**Exercise goal:**
Extract every entry word for word.

▽

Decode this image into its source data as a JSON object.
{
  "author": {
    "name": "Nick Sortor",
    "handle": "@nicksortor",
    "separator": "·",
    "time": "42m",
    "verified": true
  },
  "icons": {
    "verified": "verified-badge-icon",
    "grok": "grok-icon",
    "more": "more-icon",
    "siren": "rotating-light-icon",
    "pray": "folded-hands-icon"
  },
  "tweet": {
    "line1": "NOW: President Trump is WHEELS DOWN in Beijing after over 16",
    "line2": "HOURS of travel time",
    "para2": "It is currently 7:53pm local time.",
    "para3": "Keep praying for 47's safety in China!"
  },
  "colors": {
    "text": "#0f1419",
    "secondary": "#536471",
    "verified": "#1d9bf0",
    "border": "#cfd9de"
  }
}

△

**Problem solution:**
Decode this image into its source data as a JSON object.
{
  "author": {
    "name": "Nick Sortor",
    "handle": "@nicksortor",
    "separator": "·",
    "time": "42m",
    "verified": true
  },
  "icons": {
    "verified": "verified-badge-icon",
    "grok": "grok-icon",
    "more": "more-icon",
    "siren": "rotating-light-icon",
    "pray": "folded-hands-icon"
  },
  "tweet": {
    "line1": "NOW: President Trump is WHEELS DOWN in Beijing after over 16",
    "line2": "HOURS of travel time",
    "para2": "It is currently 7:53pm local time.",
    "para3": "Keep praying for 47's safety in China!"
  },
  "colors": {
    "text": "#0f1419",
    "secondary": "#536471",
    "verified": "#1d9bf0",
    "border": "#cfd9de"
  }
}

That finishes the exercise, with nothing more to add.